* REQUIREMENTS *
Quote exactly, and only, the lines from the one with "OCR this image." through the end of the listing.

* DATASET EXTRACT *

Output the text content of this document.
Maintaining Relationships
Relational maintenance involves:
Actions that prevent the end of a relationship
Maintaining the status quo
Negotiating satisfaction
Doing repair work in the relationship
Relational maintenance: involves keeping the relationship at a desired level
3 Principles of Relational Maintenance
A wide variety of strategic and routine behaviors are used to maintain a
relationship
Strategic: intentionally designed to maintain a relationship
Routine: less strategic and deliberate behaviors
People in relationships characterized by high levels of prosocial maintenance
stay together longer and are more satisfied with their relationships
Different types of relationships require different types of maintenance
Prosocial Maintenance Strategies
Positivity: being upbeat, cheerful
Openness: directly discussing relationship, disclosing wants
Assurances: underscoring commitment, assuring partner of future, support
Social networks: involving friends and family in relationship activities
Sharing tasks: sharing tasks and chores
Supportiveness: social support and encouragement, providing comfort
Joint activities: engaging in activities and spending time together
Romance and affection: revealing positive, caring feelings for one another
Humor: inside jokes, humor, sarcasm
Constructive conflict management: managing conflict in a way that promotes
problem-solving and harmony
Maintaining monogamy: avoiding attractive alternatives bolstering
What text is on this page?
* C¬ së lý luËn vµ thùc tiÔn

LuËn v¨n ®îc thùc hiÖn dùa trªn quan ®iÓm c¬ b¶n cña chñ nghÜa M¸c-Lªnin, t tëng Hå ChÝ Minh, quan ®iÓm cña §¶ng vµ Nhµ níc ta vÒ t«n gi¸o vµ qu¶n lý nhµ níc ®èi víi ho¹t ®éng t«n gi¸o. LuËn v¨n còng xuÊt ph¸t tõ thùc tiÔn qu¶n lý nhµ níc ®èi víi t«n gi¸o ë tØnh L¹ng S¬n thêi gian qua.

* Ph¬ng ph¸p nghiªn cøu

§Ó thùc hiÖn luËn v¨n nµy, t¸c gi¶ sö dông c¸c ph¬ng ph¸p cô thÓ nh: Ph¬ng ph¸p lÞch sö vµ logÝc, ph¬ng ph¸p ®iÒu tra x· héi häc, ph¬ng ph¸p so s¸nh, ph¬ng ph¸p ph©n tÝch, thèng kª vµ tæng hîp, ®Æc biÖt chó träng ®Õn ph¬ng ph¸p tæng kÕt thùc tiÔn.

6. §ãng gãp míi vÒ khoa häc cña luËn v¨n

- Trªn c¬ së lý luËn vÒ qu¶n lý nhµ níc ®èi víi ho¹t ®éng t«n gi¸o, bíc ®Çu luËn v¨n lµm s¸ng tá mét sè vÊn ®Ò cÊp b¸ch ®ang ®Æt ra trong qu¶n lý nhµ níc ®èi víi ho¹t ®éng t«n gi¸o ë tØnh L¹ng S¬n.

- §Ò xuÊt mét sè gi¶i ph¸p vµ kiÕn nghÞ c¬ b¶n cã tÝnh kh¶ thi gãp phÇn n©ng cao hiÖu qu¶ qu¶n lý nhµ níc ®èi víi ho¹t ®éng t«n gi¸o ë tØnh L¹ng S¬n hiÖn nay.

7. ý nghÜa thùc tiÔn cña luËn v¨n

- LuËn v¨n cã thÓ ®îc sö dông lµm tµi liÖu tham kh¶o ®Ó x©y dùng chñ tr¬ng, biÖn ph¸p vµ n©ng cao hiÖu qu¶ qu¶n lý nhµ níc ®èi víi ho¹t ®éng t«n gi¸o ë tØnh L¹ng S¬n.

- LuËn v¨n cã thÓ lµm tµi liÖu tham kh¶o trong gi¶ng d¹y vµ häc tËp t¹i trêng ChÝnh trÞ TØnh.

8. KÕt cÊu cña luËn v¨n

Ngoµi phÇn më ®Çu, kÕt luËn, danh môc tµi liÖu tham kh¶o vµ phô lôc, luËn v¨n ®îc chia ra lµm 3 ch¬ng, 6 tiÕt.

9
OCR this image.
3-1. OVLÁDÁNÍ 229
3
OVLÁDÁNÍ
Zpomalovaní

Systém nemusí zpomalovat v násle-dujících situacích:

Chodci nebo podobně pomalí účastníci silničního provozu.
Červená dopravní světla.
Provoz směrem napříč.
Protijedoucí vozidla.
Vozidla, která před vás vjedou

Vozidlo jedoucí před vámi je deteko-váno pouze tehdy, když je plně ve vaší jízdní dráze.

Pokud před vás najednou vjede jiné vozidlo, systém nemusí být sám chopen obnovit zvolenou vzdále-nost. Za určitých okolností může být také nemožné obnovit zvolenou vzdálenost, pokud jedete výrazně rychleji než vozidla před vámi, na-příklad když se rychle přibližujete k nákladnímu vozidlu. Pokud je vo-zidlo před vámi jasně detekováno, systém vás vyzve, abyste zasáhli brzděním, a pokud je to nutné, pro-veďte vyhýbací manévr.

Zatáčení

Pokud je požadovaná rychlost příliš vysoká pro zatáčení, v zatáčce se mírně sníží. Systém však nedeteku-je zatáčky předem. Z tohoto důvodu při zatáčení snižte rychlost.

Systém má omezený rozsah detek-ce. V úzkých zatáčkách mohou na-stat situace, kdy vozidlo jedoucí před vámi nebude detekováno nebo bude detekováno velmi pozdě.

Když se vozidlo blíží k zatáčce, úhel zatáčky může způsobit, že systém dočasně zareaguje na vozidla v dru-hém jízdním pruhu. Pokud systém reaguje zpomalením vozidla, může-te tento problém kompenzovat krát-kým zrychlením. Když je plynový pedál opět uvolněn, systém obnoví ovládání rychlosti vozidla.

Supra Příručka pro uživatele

* REPLY *
OCR this image.
3-1. OVLÁDÁNÍ 229
3
OVLÁDÁNÍ
Zpomalovaní

Systém nemusí zpomalovat v násle-dujících situacích:

Chodci nebo podobně pomalí účastníci silničního provozu.
Červená dopravní světla.
Provoz směrem napříč.
Protijedoucí vozidla.
Vozidla, která před vás vjedou

Vozidlo jedoucí před vámi je deteko-váno pouze tehdy, když je plně ve vaší jízdní dráze.

Pokud před vás najednou vjede jiné vozidlo, systém nemusí být sám chopen obnovit zvolenou vzdále-nost. Za určitých okolností může být také nemožné obnovit zvolenou vzdálenost, pokud jedete výrazně rychleji než vozidla před vámi, na-příklad když se rychle přibližujete k nákladnímu vozidlu. Pokud je vo-zidlo před vámi jasně detekováno, systém vás vyzve, abyste zasáhli brzděním, a pokud je to nutné, pro-veďte vyhýbací manévr.

Zatáčení

Pokud je požadovaná rychlost příliš vysoká pro zatáčení, v zatáčce se mírně sníží. Systém však nedeteku-je zatáčky předem. Z tohoto důvodu při zatáčení snižte rychlost.

Systém má omezený rozsah detek-ce. V úzkých zatáčkách mohou na-stat situace, kdy vozidlo jedoucí před vámi nebude detekováno nebo bude detekováno velmi pozdě.

Když se vozidlo blíží k zatáčce, úhel zatáčky může způsobit, že systém dočasně zareaguje na vozidla v dru-hém jízdním pruhu. Pokud systém reaguje zpomalením vozidla, může-te tento problém kompenzovat krát-kým zrychlením. Když je plynový pedál opět uvolněn, systém obnoví ovládání rychlosti vozidla.

Supra Příručka pro uživatele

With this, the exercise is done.